**Aim of the task**
Locate every line in the material below that has the word "ylabel". Copy each of those lines.
***** Records provided *****
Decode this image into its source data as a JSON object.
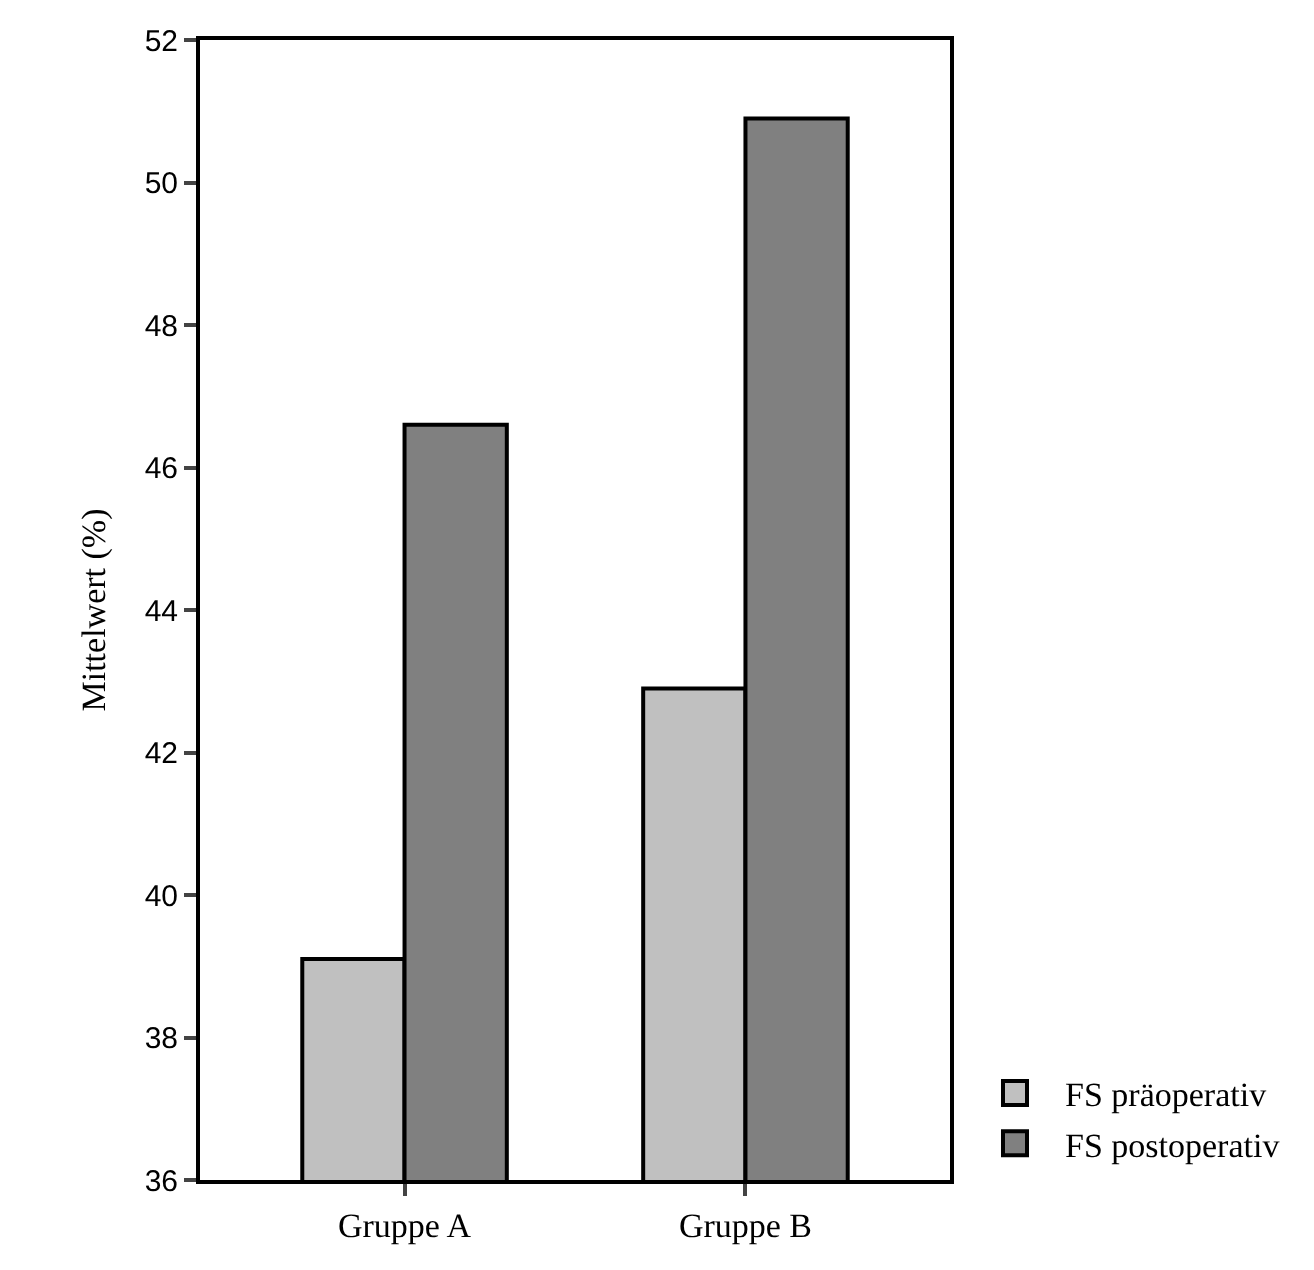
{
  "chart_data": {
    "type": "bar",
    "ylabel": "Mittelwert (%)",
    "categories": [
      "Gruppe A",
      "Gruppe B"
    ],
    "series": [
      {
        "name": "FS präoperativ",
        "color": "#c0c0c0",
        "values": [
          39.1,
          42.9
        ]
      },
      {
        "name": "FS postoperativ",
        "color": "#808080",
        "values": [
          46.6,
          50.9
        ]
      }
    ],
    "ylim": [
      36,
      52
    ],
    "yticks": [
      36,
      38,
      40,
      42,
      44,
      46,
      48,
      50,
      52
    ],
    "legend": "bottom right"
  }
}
*****
***** Records provided *****
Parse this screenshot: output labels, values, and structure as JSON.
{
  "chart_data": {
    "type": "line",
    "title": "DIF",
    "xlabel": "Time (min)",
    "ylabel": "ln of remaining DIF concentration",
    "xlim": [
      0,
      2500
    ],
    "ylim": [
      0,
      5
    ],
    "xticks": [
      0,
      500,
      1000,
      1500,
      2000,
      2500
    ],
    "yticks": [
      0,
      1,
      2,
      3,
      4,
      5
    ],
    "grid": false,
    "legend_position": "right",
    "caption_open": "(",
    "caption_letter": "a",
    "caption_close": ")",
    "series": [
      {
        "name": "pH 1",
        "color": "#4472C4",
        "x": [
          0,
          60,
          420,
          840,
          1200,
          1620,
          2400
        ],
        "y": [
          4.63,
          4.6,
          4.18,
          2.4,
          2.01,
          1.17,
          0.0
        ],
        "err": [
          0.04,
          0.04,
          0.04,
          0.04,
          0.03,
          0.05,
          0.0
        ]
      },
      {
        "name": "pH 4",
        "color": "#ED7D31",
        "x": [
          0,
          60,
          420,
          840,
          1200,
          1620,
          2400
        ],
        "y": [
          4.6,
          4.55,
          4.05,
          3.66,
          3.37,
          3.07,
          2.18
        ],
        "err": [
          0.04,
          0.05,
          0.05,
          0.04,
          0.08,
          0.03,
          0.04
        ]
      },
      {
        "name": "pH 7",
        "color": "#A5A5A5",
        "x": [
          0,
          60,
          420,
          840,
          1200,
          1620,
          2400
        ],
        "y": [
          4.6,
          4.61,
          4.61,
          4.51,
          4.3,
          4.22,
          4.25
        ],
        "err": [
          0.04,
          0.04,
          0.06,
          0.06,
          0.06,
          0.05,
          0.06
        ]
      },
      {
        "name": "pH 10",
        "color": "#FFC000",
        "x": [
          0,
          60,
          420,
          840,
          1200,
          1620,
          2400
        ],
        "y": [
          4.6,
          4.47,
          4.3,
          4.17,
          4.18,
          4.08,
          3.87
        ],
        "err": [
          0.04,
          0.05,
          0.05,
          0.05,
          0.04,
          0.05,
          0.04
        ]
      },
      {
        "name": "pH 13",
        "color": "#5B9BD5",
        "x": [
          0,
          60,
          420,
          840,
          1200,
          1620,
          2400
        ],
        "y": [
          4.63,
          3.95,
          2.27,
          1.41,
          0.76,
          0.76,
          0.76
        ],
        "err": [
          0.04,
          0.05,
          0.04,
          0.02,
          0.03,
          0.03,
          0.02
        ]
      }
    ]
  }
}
*****
**Solution below**
    "ylabel": "Mittelwert (%)",
    "ylabel": "ln of remaining DIF concentration",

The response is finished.